- **Collected data**
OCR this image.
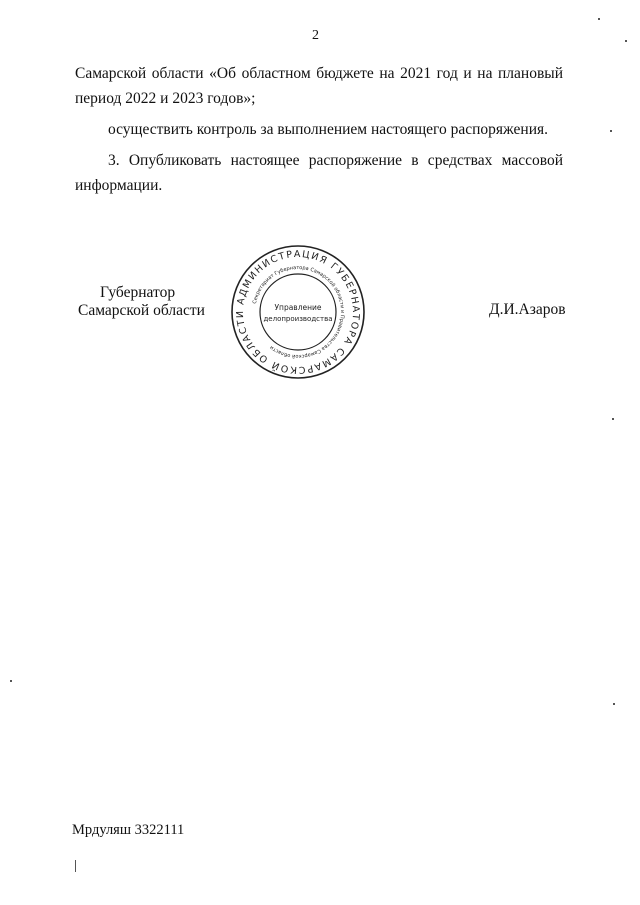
2
Самарской области «Об областном бюджете на 2021 год и на плановый
период 2022 и 2023 годов»;
осуществить контроль за выполнением настоящего распоряжения.
3. Опубликовать настоящее распоряжение в средствах массовой
информации.
Губернатор
Самарской области	Д.И.Азаров
АДМИНИСТРАЦИЯ ГУБЕРНАТОРА САМАРСКОЙ ОБЛАСТИ
Секретариат Губернатора Самарской области и Правительства Самарской области
Управление
делопроизводства
Мрдуляш 3322111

- **AIM**
All of the data above should be quoted exactly, except for the pictures.

- **RIGHT ANSWER**
OCR this image.
2
Самарской области «Об областном бюджете на 2021 год и на плановый
период 2022 и 2023 годов»;
осуществить контроль за выполнением настоящего распоряжения.
3. Опубликовать настоящее распоряжение в средствах массовой
информации.
Губернатор
Самарской области	Д.И.Азаров
АДМИНИСТРАЦИЯ ГУБЕРНАТОРА САМАРСКОЙ ОБЛАСТИ
Секретариат Губернатора Самарской области и Правительства Самарской области
Управление
делопроизводства
Мрдуляш 3322111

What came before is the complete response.